[BRIEF]
Retype all of the entries word for word.

* Begin *

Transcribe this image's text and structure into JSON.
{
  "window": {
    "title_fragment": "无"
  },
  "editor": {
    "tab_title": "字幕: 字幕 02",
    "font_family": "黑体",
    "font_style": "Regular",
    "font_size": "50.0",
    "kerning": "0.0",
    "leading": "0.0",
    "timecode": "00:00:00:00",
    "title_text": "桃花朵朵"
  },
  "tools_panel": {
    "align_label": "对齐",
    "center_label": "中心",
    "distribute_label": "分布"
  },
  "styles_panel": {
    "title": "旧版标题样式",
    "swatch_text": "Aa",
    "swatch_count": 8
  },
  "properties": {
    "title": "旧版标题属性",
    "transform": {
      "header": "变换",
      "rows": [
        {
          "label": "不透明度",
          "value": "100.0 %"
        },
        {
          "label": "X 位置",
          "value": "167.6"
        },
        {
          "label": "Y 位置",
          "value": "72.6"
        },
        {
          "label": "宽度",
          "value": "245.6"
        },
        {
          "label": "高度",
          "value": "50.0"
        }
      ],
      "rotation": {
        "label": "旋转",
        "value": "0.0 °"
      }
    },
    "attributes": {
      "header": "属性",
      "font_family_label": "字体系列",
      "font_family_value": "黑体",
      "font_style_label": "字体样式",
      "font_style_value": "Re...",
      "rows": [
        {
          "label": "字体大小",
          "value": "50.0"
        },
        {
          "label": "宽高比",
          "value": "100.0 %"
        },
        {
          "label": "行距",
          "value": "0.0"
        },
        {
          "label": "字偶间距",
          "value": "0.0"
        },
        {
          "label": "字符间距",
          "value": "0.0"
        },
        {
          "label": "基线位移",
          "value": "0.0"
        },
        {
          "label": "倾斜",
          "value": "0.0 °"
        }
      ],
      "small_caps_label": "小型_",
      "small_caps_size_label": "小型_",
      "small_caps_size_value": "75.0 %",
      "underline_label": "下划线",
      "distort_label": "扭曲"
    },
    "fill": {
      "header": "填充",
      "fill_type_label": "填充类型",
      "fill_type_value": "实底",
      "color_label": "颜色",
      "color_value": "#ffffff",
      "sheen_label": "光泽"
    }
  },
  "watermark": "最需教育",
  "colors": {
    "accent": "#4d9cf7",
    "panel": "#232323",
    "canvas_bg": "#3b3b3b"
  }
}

* End *

[REPLY]
Transcribe this image's text and structure into JSON.
{
  "window": {
    "title_fragment": "无"
  },
  "editor": {
    "tab_title": "字幕: 字幕 02",
    "font_family": "黑体",
    "font_style": "Regular",
    "font_size": "50.0",
    "kerning": "0.0",
    "leading": "0.0",
    "timecode": "00:00:00:00",
    "title_text": "桃花朵朵"
  },
  "tools_panel": {
    "align_label": "对齐",
    "center_label": "中心",
    "distribute_label": "分布"
  },
  "styles_panel": {
    "title": "旧版标题样式",
    "swatch_text": "Aa",
    "swatch_count": 8
  },
  "properties": {
    "title": "旧版标题属性",
    "transform": {
      "header": "变换",
      "rows": [
        {
          "label": "不透明度",
          "value": "100.0 %"
        },
        {
          "label": "X 位置",
          "value": "167.6"
        },
        {
          "label": "Y 位置",
          "value": "72.6"
        },
        {
          "label": "宽度",
          "value": "245.6"
        },
        {
          "label": "高度",
          "value": "50.0"
        }
      ],
      "rotation": {
        "label": "旋转",
        "value": "0.0 °"
      }
    },
    "attributes": {
      "header": "属性",
      "font_family_label": "字体系列",
      "font_family_value": "黑体",
      "font_style_label": "字体样式",
      "font_style_value": "Re...",
      "rows": [
        {
          "label": "字体大小",
          "value": "50.0"
        },
        {
          "label": "宽高比",
          "value": "100.0 %"
        },
        {
          "label": "行距",
          "value": "0.0"
        },
        {
          "label": "字偶间距",
          "value": "0.0"
        },
        {
          "label": "字符间距",
          "value": "0.0"
        },
        {
          "label": "基线位移",
          "value": "0.0"
        },
        {
          "label": "倾斜",
          "value": "0.0 °"
        }
      ],
      "small_caps_label": "小型_",
      "small_caps_size_label": "小型_",
      "small_caps_size_value": "75.0 %",
      "underline_label": "下划线",
      "distort_label": "扭曲"
    },
    "fill": {
      "header": "填充",
      "fill_type_label": "填充类型",
      "fill_type_value": "实底",
      "color_label": "颜色",
      "color_value": "#ffffff",
      "sheen_label": "光泽"
    }
  },
  "watermark": "最需教育",
  "colors": {
    "accent": "#4d9cf7",
    "panel": "#232323",
    "canvas_bg": "#3b3b3b"
  }
}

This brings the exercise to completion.